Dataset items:
══════════
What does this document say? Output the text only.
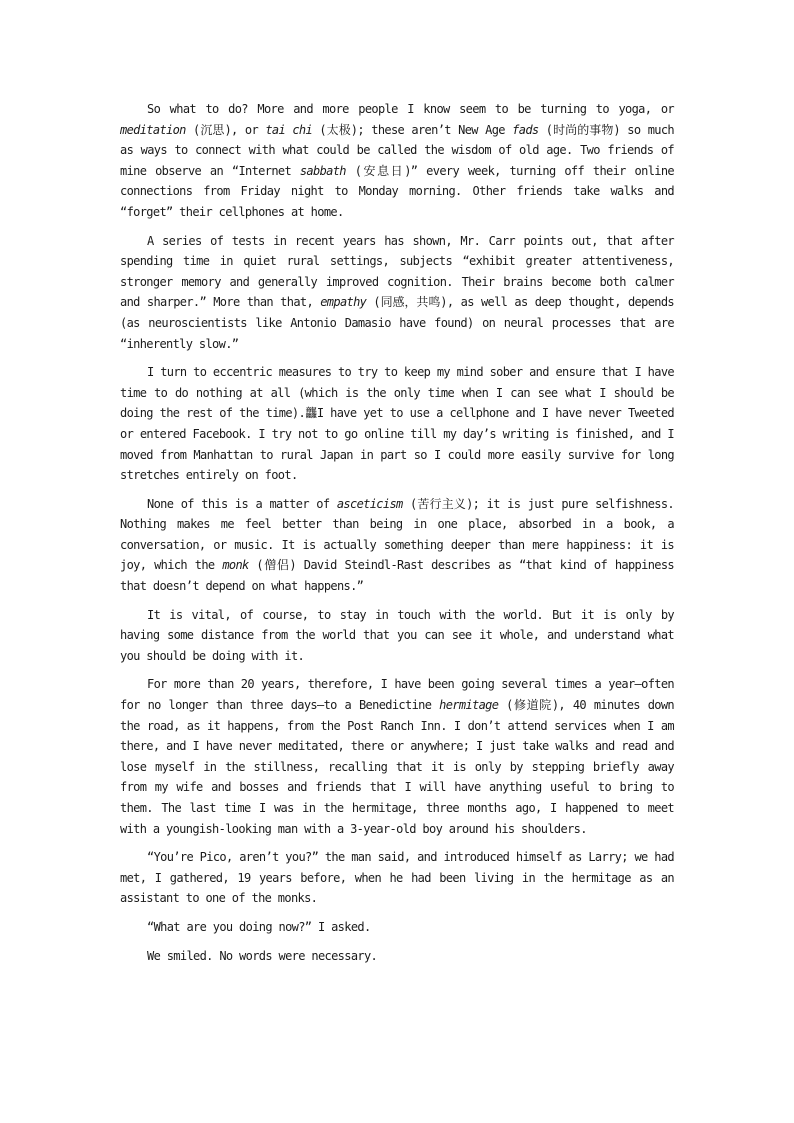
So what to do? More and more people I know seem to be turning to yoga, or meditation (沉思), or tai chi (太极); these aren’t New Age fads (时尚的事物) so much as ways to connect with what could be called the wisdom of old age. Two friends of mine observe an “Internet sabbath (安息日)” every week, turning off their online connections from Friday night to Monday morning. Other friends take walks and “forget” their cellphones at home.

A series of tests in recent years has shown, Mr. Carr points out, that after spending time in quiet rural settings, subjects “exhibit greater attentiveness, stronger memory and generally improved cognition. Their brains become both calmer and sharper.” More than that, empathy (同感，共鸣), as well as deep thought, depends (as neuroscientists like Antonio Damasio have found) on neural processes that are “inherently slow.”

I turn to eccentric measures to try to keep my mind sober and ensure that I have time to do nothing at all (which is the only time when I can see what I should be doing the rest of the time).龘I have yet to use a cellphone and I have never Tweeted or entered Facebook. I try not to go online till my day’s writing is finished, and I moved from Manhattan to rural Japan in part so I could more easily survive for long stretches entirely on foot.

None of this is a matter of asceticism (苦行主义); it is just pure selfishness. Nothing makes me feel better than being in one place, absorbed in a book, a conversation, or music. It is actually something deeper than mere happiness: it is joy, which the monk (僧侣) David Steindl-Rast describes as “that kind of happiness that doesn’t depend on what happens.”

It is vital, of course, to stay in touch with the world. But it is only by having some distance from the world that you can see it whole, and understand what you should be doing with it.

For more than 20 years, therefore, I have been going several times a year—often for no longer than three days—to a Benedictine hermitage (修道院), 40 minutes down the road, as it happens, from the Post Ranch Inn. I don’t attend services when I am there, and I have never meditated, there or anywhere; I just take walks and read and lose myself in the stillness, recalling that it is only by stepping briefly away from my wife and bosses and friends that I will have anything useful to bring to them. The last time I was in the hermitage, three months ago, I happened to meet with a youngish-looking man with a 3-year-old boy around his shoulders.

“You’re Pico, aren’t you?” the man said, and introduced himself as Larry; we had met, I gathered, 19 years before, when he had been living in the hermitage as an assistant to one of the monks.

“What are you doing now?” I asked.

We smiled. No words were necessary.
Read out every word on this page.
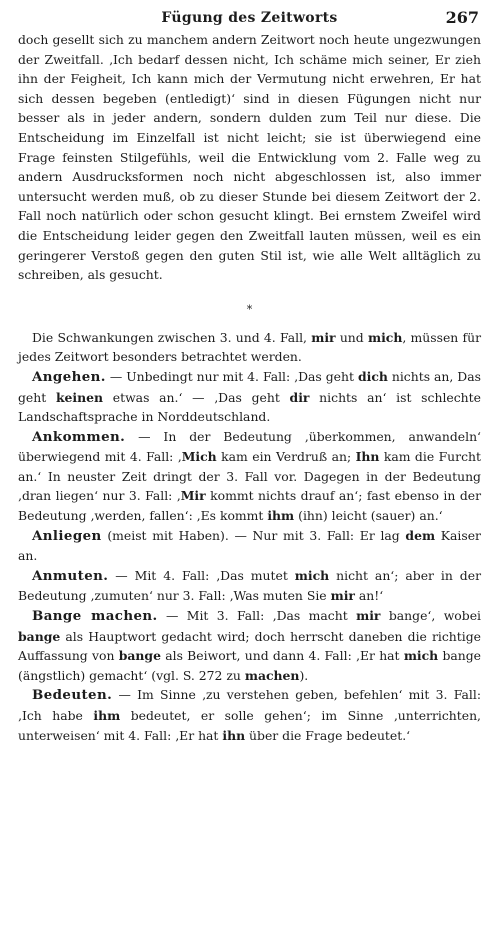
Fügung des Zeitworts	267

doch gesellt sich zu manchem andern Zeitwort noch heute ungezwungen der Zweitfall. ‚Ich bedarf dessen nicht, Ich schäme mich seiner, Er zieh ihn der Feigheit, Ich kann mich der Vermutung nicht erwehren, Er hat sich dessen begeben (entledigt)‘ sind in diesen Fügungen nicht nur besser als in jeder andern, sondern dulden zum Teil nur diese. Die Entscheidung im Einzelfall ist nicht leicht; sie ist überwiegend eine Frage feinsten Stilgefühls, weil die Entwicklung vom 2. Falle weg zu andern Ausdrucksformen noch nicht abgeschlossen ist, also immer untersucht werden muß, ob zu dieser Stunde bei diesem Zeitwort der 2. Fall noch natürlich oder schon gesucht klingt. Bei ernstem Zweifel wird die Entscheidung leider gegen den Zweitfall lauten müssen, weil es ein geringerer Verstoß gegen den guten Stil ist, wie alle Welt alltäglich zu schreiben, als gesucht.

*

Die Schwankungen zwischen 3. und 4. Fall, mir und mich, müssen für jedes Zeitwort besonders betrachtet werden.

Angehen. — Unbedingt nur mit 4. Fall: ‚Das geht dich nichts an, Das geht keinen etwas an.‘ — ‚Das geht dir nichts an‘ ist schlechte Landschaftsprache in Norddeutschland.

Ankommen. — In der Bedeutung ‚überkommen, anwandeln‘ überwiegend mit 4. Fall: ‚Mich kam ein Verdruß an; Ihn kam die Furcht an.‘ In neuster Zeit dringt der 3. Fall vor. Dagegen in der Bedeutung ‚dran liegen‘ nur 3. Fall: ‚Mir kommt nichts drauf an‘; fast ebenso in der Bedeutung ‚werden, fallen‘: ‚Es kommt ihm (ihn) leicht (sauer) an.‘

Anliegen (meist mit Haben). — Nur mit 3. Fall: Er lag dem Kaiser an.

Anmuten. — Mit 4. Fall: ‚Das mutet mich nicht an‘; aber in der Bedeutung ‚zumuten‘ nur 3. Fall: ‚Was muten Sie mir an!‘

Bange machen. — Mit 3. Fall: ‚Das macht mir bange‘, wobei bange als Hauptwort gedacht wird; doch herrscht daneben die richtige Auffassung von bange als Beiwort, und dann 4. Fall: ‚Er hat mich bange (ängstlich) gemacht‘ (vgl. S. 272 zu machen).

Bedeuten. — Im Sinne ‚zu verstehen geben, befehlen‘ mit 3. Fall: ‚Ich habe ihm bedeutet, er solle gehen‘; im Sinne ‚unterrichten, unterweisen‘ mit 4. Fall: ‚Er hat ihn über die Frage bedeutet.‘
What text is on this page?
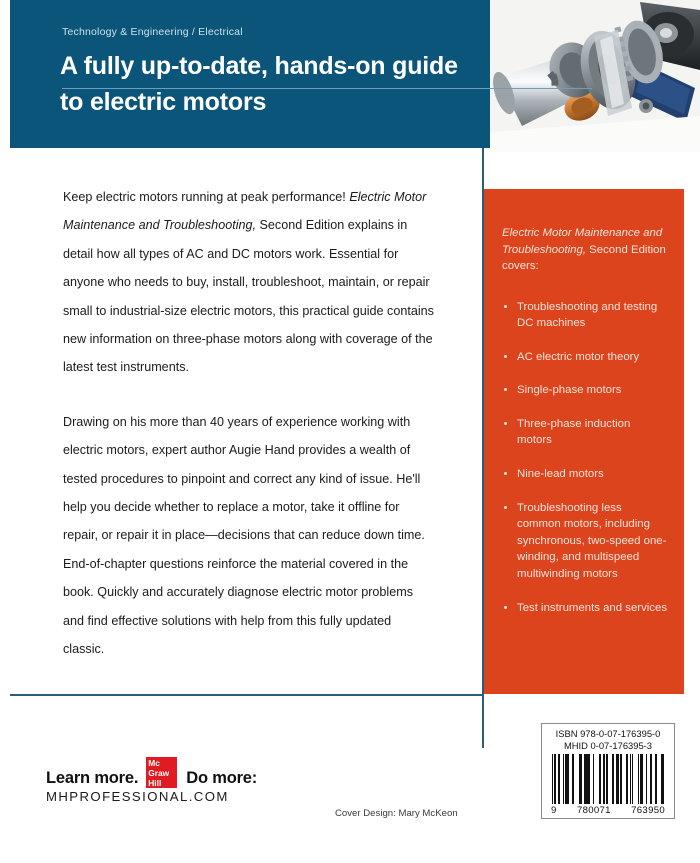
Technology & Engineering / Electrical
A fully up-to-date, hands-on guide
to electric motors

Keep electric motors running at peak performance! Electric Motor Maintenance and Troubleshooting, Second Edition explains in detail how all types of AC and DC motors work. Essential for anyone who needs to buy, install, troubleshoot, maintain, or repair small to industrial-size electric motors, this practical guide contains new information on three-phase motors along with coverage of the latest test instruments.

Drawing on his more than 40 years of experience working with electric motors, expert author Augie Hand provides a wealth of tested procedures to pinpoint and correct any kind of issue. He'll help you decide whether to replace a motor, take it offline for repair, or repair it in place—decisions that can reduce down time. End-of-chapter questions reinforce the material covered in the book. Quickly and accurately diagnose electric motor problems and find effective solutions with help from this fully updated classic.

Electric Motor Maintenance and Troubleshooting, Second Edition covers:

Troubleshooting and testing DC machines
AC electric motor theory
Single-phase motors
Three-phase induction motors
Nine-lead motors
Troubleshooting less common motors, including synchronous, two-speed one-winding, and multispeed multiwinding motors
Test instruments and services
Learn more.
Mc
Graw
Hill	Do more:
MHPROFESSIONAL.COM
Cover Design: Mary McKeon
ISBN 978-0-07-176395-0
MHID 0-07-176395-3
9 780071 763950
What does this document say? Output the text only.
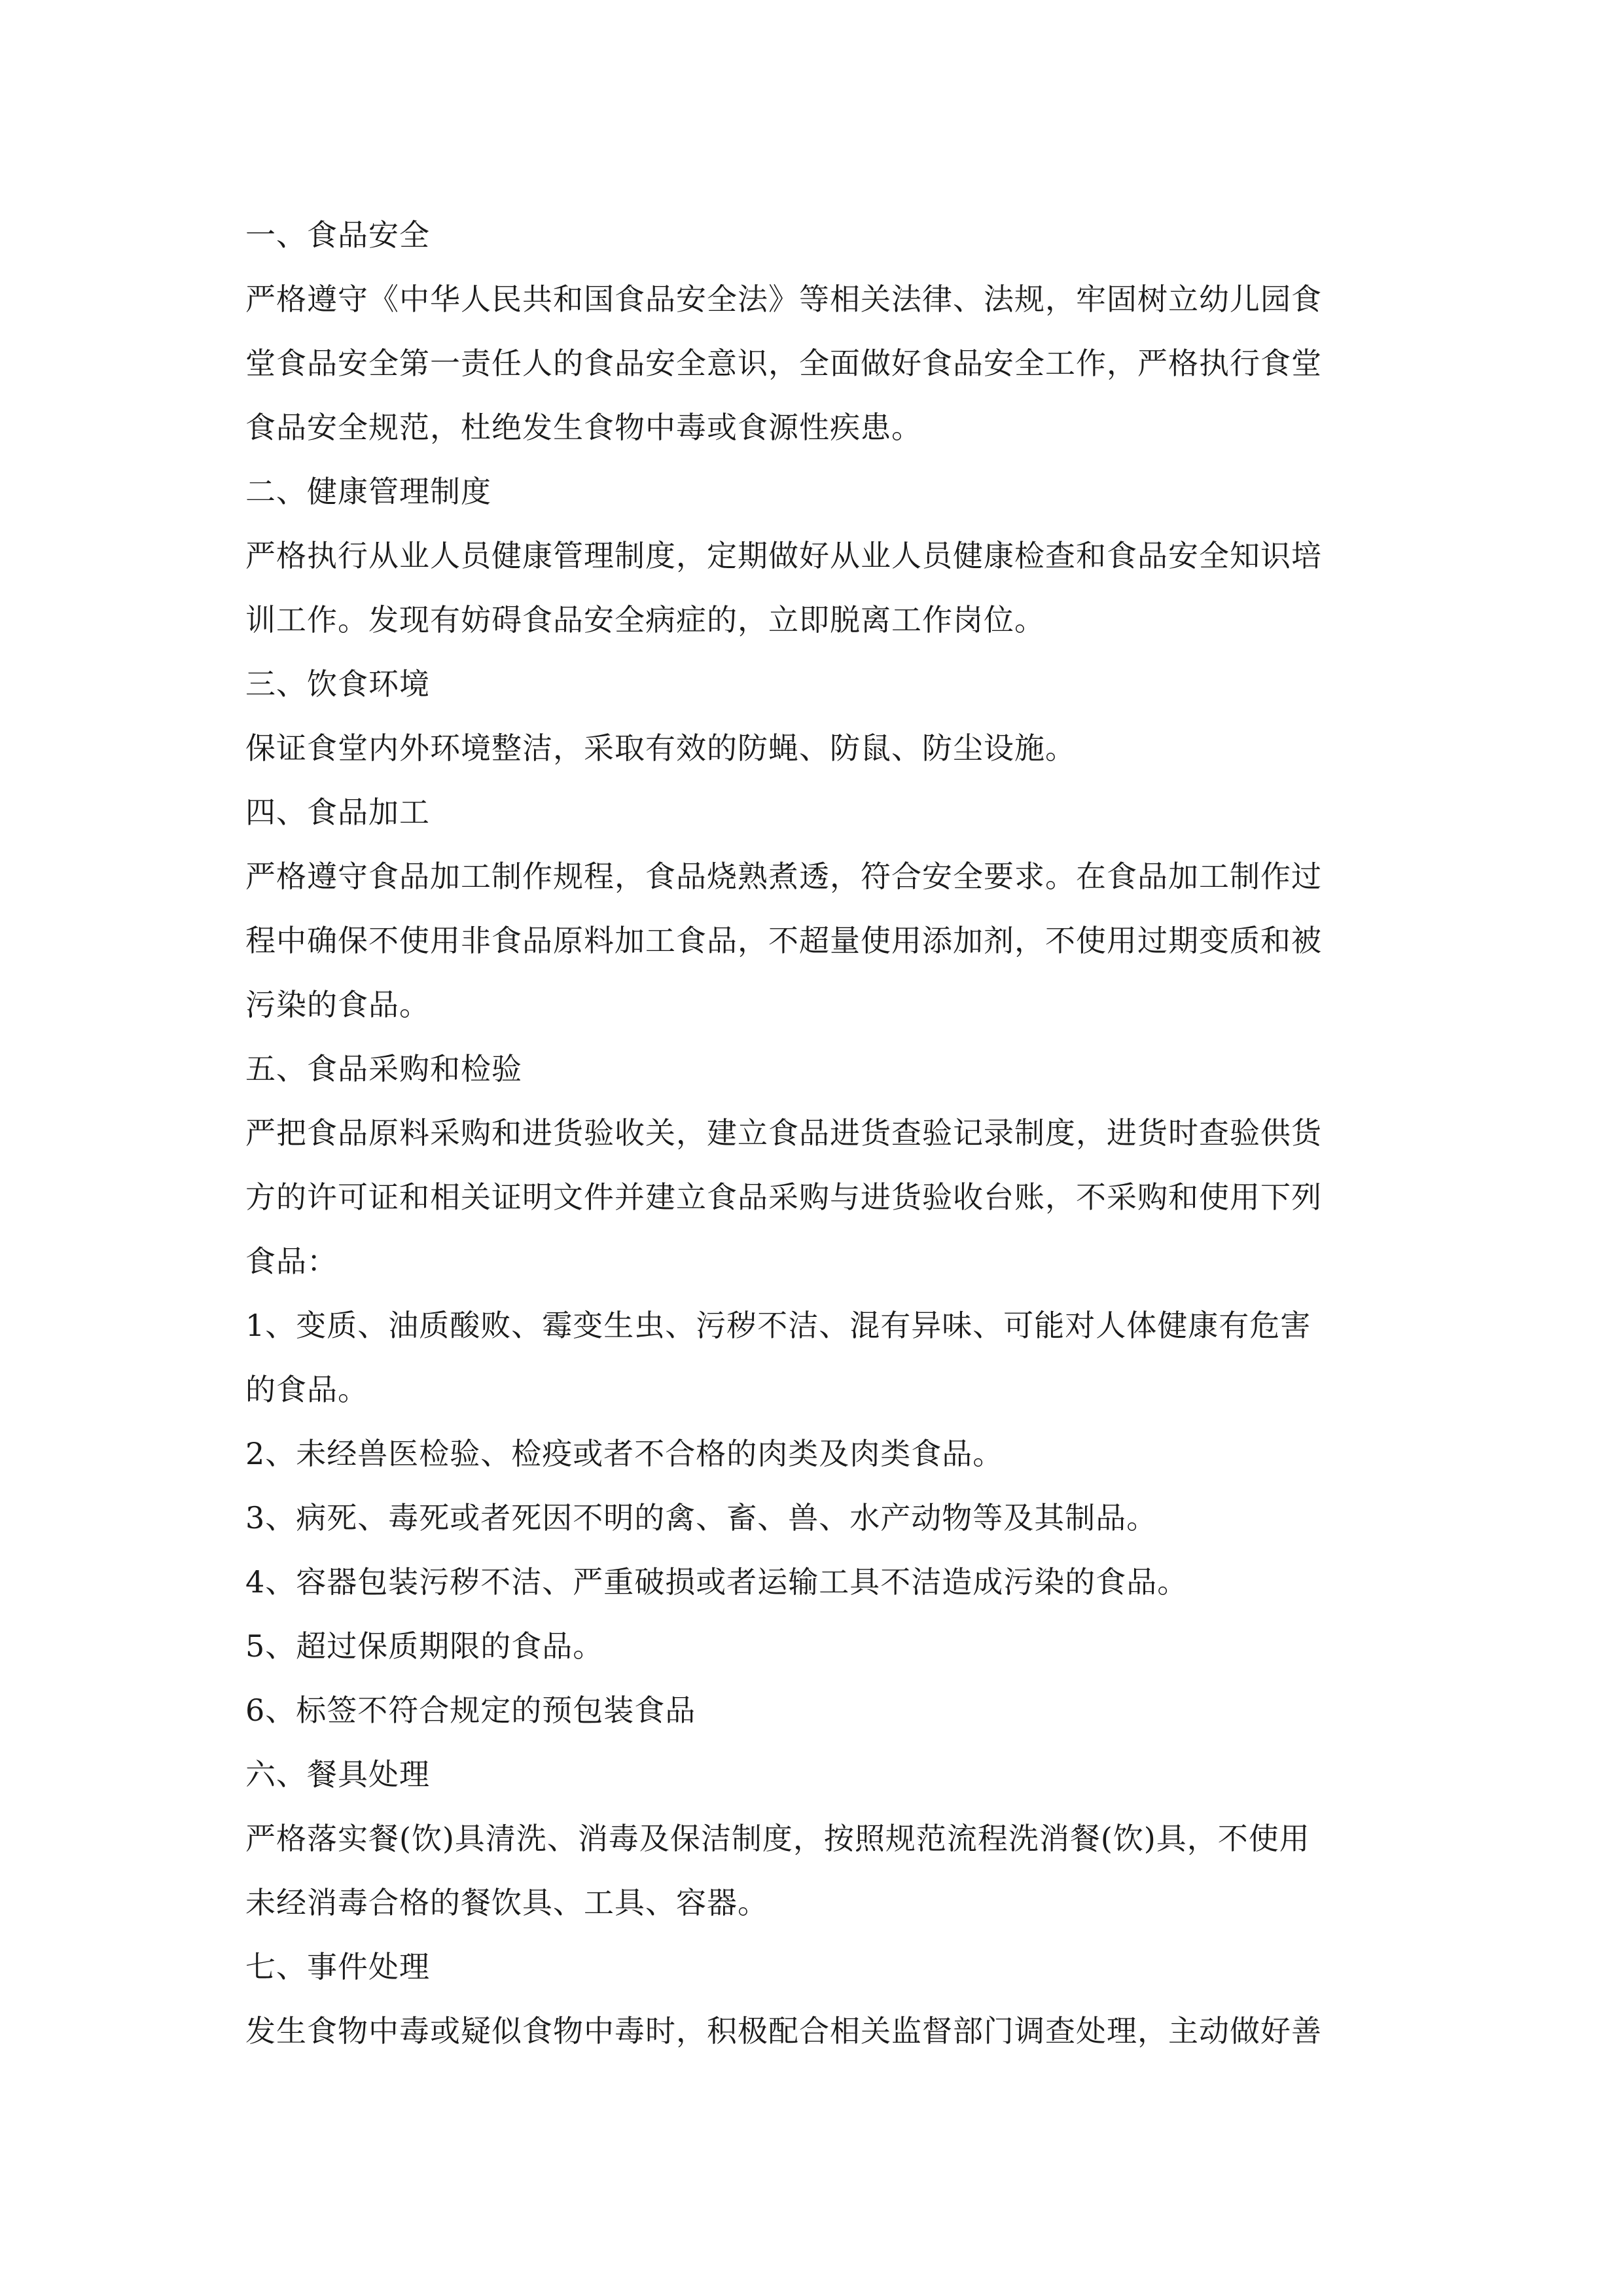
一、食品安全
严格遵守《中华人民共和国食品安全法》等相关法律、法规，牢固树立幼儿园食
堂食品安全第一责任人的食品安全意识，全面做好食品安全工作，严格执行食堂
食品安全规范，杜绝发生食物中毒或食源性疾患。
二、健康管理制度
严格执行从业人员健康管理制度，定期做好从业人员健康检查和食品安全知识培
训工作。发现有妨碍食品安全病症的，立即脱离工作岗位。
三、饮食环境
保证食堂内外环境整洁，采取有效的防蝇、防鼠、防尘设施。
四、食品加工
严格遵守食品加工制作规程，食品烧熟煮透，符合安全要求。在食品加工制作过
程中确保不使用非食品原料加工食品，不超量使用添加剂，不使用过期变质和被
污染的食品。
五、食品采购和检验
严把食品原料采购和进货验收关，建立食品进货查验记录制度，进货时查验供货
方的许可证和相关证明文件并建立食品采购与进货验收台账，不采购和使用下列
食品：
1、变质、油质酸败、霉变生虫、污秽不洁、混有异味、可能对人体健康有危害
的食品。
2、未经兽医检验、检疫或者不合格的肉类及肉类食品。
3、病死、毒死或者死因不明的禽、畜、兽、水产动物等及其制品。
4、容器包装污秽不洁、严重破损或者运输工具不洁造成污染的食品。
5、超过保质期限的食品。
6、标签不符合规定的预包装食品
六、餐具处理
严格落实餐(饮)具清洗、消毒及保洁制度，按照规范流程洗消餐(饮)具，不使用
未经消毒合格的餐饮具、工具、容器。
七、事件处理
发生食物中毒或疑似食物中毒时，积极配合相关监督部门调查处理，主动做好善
══════════
* _Task brief_
A line counts if it holds the word "nichts". Work out how many lines in the listing count, and give only that number.

* _Correct result_
2